Provided records
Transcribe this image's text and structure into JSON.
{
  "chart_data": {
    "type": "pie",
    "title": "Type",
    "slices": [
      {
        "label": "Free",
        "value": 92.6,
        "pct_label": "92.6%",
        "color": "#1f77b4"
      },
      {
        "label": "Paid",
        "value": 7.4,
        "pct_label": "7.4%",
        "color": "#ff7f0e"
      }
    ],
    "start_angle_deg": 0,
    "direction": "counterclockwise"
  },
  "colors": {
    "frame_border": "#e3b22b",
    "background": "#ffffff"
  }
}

Given request
Restate each entry exactly, skipping none.

Exercise result
Transcribe this image's text and structure into JSON.
{
  "chart_data": {
    "type": "pie",
    "title": "Type",
    "slices": [
      {
        "label": "Free",
        "value": 92.6,
        "pct_label": "92.6%",
        "color": "#1f77b4"
      },
      {
        "label": "Paid",
        "value": 7.4,
        "pct_label": "7.4%",
        "color": "#ff7f0e"
      }
    ],
    "start_angle_deg": 0,
    "direction": "counterclockwise"
  },
  "colors": {
    "frame_border": "#e3b22b",
    "background": "#ffffff"
  }
}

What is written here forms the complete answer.